>> Begin

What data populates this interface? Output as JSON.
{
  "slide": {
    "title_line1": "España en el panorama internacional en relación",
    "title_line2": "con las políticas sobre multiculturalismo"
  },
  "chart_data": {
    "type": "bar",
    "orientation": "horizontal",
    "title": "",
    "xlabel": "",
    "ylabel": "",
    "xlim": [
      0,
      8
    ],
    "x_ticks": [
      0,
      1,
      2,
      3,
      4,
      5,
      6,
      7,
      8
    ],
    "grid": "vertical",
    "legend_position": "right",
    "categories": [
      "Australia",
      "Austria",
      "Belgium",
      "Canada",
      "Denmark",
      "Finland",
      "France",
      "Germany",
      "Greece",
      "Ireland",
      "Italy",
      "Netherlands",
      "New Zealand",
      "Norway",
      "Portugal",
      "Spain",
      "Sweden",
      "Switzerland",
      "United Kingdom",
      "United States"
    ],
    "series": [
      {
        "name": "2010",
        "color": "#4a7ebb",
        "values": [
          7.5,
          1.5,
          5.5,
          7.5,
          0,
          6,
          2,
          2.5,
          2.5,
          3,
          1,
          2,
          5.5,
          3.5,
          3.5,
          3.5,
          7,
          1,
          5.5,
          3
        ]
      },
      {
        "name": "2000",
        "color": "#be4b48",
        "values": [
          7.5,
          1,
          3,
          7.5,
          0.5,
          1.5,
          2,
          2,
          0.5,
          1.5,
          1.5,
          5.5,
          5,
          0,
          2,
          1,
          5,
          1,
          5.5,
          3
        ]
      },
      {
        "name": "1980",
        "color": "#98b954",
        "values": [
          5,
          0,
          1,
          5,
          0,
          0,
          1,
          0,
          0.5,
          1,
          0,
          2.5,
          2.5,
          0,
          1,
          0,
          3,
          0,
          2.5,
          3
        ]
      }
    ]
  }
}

>> End

_Aim_
Quote each line above in full, word for word.

_Answer to this task_
What data populates this interface? Output as JSON.
{
  "slide": {
    "title_line1": "España en el panorama internacional en relación",
    "title_line2": "con las políticas sobre multiculturalismo"
  },
  "chart_data": {
    "type": "bar",
    "orientation": "horizontal",
    "title": "",
    "xlabel": "",
    "ylabel": "",
    "xlim": [
      0,
      8
    ],
    "x_ticks": [
      0,
      1,
      2,
      3,
      4,
      5,
      6,
      7,
      8
    ],
    "grid": "vertical",
    "legend_position": "right",
    "categories": [
      "Australia",
      "Austria",
      "Belgium",
      "Canada",
      "Denmark",
      "Finland",
      "France",
      "Germany",
      "Greece",
      "Ireland",
      "Italy",
      "Netherlands",
      "New Zealand",
      "Norway",
      "Portugal",
      "Spain",
      "Sweden",
      "Switzerland",
      "United Kingdom",
      "United States"
    ],
    "series": [
      {
        "name": "2010",
        "color": "#4a7ebb",
        "values": [
          7.5,
          1.5,
          5.5,
          7.5,
          0,
          6,
          2,
          2.5,
          2.5,
          3,
          1,
          2,
          5.5,
          3.5,
          3.5,
          3.5,
          7,
          1,
          5.5,
          3
        ]
      },
      {
        "name": "2000",
        "color": "#be4b48",
        "values": [
          7.5,
          1,
          3,
          7.5,
          0.5,
          1.5,
          2,
          2,
          0.5,
          1.5,
          1.5,
          5.5,
          5,
          0,
          2,
          1,
          5,
          1,
          5.5,
          3
        ]
      },
      {
        "name": "1980",
        "color": "#98b954",
        "values": [
          5,
          0,
          1,
          5,
          0,
          0,
          1,
          0,
          0.5,
          1,
          0,
          2.5,
          2.5,
          0,
          1,
          0,
          3,
          0,
          2.5,
          3
        ]
      }
    ]
  }
}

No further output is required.